◆ The request
Say how many lines in the records include the string "的积末尾有", adding no other words.

◆ Materials provided
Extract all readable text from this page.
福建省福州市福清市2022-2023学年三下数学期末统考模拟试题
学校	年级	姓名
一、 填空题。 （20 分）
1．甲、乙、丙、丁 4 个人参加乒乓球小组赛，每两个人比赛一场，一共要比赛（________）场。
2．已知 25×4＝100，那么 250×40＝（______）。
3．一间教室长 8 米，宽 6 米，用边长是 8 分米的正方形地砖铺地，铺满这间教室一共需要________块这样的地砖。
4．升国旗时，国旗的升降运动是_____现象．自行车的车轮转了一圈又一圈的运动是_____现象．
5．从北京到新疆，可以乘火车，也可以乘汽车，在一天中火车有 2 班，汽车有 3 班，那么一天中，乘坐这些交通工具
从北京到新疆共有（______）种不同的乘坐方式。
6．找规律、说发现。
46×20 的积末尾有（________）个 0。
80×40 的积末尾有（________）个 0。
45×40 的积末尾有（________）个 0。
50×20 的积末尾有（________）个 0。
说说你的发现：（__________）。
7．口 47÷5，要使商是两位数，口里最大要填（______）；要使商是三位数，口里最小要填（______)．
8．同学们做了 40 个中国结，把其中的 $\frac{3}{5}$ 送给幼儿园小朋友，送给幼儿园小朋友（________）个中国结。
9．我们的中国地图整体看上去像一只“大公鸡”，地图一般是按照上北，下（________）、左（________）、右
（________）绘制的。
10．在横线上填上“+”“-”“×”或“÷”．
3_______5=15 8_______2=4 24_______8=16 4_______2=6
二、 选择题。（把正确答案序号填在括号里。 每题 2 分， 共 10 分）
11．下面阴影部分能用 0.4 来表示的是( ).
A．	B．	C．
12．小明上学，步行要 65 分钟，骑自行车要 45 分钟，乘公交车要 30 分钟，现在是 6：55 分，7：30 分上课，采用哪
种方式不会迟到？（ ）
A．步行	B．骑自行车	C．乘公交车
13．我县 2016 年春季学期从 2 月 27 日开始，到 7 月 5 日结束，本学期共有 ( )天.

◆ Task response
4